*Set exercise*. Below is some material; set it all down exactly, apart from the pictures.

*Data lines*.
"""

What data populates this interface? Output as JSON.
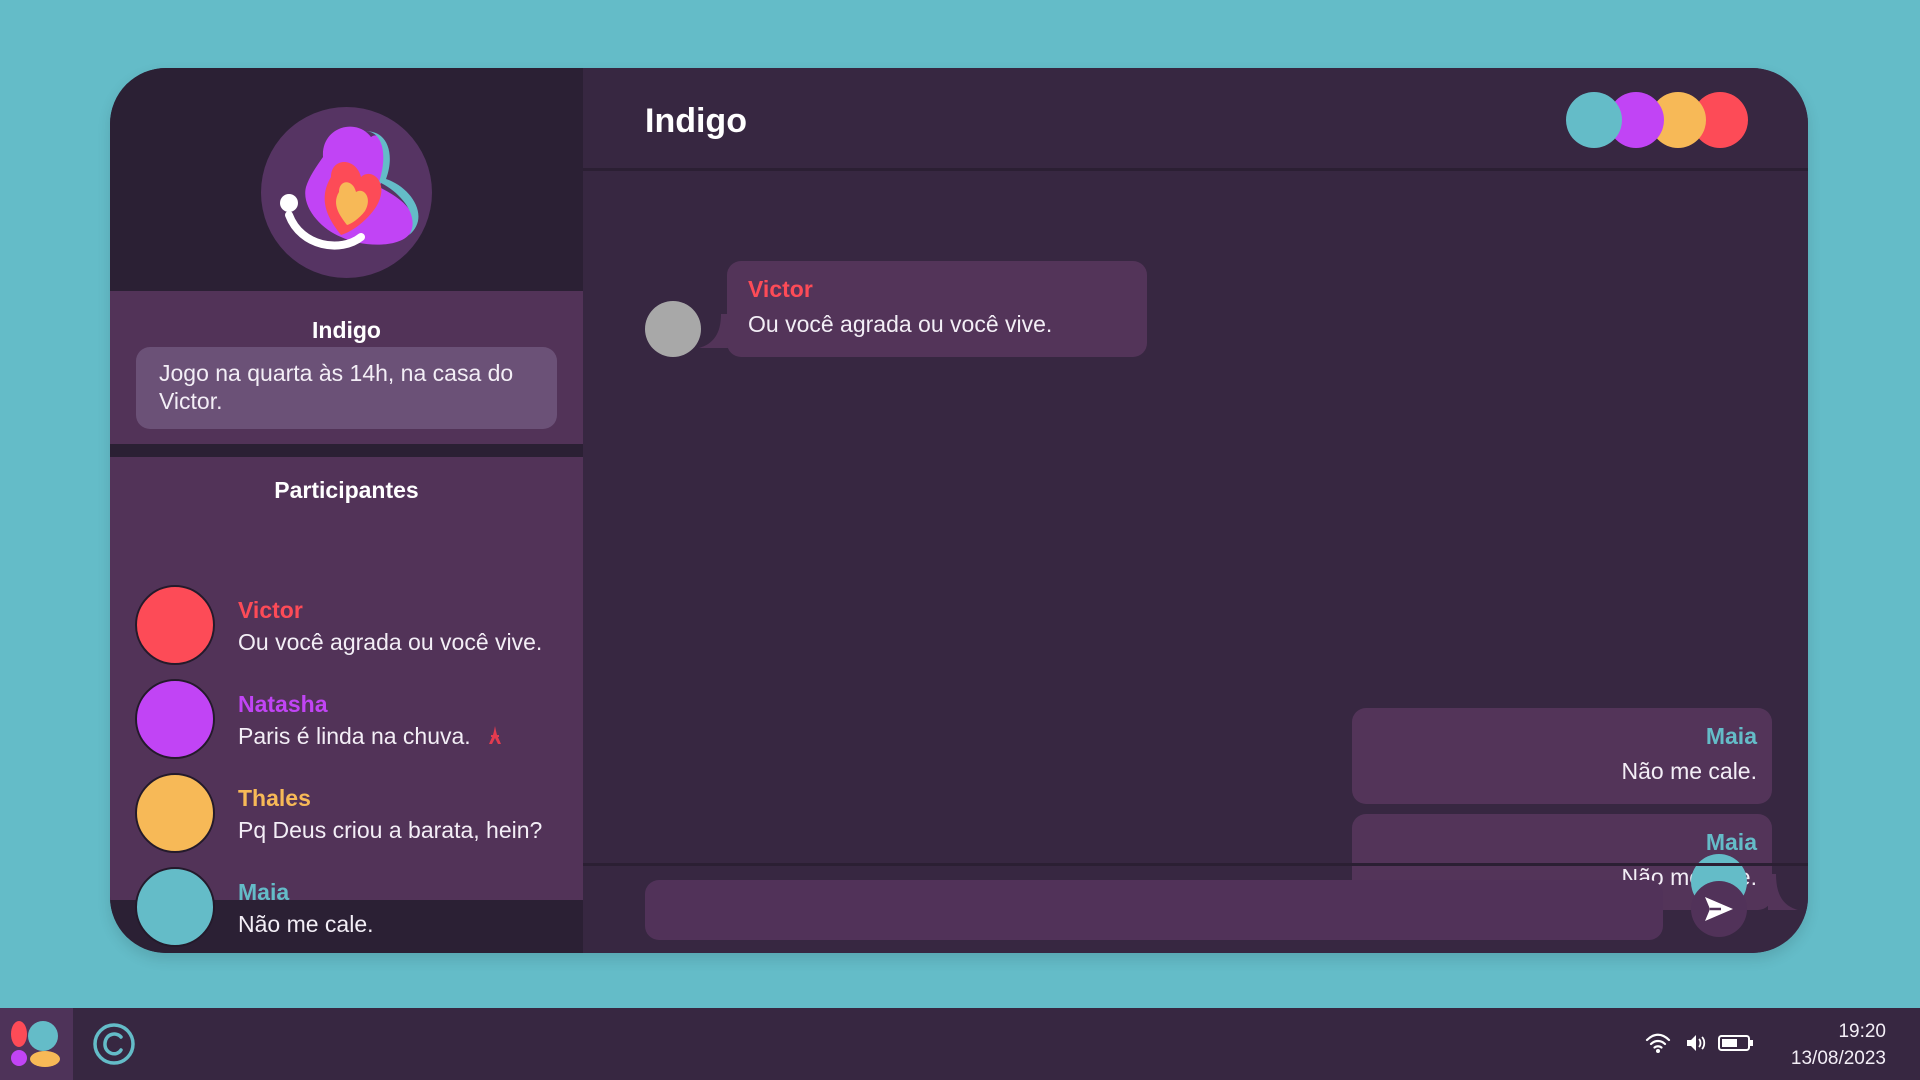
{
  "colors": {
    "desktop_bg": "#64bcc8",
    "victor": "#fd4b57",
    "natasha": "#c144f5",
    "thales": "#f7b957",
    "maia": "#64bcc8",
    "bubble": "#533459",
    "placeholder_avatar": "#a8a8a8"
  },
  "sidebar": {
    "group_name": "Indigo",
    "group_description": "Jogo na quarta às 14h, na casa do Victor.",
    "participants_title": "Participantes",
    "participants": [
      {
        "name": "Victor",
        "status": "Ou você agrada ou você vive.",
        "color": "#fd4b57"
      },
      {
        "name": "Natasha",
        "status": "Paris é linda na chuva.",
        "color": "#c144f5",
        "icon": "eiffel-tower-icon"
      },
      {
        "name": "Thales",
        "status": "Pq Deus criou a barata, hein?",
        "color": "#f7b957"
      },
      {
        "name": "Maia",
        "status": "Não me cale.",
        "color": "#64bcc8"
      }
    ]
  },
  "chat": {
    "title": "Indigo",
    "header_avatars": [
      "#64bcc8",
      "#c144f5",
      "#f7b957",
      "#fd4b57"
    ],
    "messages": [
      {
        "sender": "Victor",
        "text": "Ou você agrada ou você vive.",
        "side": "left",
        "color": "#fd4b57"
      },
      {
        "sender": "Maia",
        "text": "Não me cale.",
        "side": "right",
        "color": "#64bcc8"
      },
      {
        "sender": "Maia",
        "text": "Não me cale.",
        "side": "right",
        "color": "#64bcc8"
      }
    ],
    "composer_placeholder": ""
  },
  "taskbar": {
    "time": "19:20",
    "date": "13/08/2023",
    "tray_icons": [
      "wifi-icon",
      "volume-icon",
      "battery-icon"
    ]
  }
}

"""

*The output*.
What data populates this interface? Output as JSON.
{
  "colors": {
    "desktop_bg": "#64bcc8",
    "victor": "#fd4b57",
    "natasha": "#c144f5",
    "thales": "#f7b957",
    "maia": "#64bcc8",
    "bubble": "#533459",
    "placeholder_avatar": "#a8a8a8"
  },
  "sidebar": {
    "group_name": "Indigo",
    "group_description": "Jogo na quarta às 14h, na casa do Victor.",
    "participants_title": "Participantes",
    "participants": [
      {
        "name": "Victor",
        "status": "Ou você agrada ou você vive.",
        "color": "#fd4b57"
      },
      {
        "name": "Natasha",
        "status": "Paris é linda na chuva.",
        "color": "#c144f5",
        "icon": "eiffel-tower-icon"
      },
      {
        "name": "Thales",
        "status": "Pq Deus criou a barata, hein?",
        "color": "#f7b957"
      },
      {
        "name": "Maia",
        "status": "Não me cale.",
        "color": "#64bcc8"
      }
    ]
  },
  "chat": {
    "title": "Indigo",
    "header_avatars": [
      "#64bcc8",
      "#c144f5",
      "#f7b957",
      "#fd4b57"
    ],
    "messages": [
      {
        "sender": "Victor",
        "text": "Ou você agrada ou você vive.",
        "side": "left",
        "color": "#fd4b57"
      },
      {
        "sender": "Maia",
        "text": "Não me cale.",
        "side": "right",
        "color": "#64bcc8"
      },
      {
        "sender": "Maia",
        "text": "Não me cale.",
        "side": "right",
        "color": "#64bcc8"
      }
    ],
    "composer_placeholder": ""
  },
  "taskbar": {
    "time": "19:20",
    "date": "13/08/2023",
    "tray_icons": [
      "wifi-icon",
      "volume-icon",
      "battery-icon"
    ]
  }
}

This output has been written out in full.